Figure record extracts
::::::::

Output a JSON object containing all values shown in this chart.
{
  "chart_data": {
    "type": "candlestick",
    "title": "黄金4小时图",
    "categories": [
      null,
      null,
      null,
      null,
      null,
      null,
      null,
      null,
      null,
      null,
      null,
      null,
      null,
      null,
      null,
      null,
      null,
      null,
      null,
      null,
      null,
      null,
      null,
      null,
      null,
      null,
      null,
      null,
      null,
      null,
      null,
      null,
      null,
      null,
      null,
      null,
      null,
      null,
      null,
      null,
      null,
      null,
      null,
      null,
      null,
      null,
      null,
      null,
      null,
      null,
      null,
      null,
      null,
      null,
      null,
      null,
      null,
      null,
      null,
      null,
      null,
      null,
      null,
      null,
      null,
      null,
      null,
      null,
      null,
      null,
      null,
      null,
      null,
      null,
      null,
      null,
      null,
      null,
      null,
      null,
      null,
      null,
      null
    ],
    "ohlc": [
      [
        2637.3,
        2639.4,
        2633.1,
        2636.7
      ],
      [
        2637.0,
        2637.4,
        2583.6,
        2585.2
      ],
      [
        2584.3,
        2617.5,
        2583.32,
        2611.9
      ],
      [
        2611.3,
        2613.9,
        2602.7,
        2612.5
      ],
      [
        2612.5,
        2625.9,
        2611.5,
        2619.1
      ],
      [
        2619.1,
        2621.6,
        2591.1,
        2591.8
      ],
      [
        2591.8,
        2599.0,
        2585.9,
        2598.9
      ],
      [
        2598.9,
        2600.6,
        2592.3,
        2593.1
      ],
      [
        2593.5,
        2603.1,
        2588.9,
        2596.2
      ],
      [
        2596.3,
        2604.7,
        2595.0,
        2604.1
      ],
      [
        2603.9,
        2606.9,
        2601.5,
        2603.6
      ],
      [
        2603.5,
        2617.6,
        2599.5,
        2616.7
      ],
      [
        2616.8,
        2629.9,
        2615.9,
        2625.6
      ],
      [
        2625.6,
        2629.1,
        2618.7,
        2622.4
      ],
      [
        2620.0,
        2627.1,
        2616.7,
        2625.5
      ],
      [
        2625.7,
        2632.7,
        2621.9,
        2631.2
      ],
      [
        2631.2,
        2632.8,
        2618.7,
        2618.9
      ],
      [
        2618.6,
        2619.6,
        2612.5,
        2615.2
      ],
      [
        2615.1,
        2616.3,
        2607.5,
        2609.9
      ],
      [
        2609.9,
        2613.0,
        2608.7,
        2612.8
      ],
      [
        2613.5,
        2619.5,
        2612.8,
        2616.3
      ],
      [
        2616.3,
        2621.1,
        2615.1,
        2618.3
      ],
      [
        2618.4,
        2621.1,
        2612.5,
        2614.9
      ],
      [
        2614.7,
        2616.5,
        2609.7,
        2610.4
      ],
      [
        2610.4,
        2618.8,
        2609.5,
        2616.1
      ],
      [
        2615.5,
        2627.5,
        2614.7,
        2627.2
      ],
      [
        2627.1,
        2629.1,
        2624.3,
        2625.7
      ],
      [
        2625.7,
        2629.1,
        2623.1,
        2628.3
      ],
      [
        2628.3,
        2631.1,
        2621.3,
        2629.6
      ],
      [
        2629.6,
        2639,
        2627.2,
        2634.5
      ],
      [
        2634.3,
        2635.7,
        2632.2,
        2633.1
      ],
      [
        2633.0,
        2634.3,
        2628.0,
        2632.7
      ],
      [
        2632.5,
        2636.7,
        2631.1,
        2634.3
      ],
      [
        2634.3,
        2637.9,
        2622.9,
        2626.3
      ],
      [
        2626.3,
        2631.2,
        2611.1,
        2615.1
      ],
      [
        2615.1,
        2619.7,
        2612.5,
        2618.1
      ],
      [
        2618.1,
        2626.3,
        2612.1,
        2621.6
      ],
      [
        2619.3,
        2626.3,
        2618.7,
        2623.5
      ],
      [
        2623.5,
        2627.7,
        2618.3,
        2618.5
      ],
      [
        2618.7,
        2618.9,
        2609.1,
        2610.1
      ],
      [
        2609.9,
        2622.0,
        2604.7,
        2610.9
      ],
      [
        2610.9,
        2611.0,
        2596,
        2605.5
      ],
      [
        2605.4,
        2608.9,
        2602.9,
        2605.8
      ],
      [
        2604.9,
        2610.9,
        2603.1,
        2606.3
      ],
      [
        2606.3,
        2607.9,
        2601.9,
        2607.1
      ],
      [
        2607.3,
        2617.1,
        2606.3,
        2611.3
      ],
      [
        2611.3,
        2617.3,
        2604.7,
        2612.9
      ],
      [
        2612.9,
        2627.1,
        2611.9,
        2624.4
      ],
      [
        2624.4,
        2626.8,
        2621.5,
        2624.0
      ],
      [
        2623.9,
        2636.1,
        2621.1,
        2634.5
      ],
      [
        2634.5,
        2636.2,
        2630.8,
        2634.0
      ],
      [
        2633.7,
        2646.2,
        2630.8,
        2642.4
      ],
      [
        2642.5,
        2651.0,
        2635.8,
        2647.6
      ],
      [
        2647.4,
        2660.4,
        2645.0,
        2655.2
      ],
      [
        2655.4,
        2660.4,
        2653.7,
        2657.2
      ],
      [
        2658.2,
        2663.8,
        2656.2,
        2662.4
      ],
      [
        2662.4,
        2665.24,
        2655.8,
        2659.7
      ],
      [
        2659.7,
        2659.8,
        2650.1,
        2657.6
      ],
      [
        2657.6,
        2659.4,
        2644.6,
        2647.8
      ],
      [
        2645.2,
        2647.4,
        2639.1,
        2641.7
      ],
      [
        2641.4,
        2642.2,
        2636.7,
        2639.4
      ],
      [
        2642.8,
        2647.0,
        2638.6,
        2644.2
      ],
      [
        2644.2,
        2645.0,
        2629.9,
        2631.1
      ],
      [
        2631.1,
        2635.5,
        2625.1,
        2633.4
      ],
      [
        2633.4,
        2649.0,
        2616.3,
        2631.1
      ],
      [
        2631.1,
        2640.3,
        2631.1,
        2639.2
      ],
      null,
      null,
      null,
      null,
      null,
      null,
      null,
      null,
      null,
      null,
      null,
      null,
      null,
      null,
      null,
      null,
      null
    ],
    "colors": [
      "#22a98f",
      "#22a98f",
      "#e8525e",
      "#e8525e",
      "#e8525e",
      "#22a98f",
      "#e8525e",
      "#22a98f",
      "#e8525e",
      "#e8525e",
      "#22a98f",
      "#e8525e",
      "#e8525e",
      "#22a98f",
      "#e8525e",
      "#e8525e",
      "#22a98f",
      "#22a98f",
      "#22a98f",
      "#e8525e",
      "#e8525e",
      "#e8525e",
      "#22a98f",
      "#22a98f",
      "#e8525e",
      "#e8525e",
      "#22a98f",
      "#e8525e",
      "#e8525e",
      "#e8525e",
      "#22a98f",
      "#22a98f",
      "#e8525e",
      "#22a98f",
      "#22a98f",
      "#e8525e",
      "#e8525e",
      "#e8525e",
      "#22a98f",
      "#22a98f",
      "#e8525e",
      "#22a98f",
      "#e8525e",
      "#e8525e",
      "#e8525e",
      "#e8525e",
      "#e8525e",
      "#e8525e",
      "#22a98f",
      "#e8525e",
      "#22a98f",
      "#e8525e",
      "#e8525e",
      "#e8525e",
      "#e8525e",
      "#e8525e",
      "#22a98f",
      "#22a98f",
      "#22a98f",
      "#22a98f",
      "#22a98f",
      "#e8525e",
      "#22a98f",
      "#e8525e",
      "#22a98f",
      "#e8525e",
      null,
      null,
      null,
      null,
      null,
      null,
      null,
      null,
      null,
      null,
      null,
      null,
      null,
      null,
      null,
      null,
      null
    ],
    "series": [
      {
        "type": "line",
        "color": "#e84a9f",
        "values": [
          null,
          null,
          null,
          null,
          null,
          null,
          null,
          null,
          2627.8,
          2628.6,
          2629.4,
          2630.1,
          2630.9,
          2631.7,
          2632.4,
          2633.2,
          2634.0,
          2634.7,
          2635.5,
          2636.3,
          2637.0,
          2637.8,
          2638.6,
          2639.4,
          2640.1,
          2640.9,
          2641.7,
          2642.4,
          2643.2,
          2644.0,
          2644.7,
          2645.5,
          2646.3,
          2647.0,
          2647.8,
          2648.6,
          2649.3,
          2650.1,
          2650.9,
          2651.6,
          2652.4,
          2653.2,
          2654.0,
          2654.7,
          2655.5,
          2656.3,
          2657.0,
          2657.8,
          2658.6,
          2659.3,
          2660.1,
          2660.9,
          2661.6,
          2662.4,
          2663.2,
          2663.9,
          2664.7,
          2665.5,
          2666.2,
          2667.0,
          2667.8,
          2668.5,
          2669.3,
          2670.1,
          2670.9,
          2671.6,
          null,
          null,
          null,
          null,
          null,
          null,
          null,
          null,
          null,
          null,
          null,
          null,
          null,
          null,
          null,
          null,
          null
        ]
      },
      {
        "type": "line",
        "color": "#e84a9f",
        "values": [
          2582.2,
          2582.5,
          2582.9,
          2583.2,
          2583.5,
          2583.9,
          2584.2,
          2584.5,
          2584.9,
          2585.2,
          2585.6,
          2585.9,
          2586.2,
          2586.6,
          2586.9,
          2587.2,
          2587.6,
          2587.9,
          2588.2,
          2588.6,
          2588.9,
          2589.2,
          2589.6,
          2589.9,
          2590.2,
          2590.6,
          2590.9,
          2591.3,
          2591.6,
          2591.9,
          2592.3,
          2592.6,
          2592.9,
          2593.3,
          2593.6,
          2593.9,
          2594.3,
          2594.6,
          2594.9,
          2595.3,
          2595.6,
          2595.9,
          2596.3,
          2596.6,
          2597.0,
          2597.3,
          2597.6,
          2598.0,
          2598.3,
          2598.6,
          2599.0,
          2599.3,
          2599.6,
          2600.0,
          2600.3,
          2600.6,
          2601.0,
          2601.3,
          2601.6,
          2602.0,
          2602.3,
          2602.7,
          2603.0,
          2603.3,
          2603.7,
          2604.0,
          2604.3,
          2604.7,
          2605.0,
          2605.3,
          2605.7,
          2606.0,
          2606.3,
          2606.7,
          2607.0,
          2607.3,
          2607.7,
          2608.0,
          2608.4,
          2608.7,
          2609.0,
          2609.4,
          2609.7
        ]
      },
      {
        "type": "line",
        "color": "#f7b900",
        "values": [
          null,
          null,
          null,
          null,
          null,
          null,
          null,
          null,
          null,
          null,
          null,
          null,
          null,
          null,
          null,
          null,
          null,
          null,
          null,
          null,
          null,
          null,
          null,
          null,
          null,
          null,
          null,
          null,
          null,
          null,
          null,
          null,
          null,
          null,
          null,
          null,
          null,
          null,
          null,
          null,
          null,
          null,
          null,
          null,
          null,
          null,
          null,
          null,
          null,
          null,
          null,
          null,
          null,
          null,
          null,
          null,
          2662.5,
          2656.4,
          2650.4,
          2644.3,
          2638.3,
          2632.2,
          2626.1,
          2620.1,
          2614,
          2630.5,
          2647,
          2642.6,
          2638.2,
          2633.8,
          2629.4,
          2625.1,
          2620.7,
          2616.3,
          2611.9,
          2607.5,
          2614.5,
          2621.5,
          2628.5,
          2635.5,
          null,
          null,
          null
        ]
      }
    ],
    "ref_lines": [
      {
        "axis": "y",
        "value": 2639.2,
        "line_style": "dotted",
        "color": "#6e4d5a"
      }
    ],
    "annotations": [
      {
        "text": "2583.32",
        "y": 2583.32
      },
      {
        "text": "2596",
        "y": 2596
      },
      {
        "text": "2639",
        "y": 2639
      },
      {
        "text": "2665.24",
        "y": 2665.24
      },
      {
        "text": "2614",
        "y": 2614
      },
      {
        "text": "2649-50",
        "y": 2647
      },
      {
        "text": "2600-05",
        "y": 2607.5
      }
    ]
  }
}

::::::::

Give only the count of lines in which the string "text" appears.

7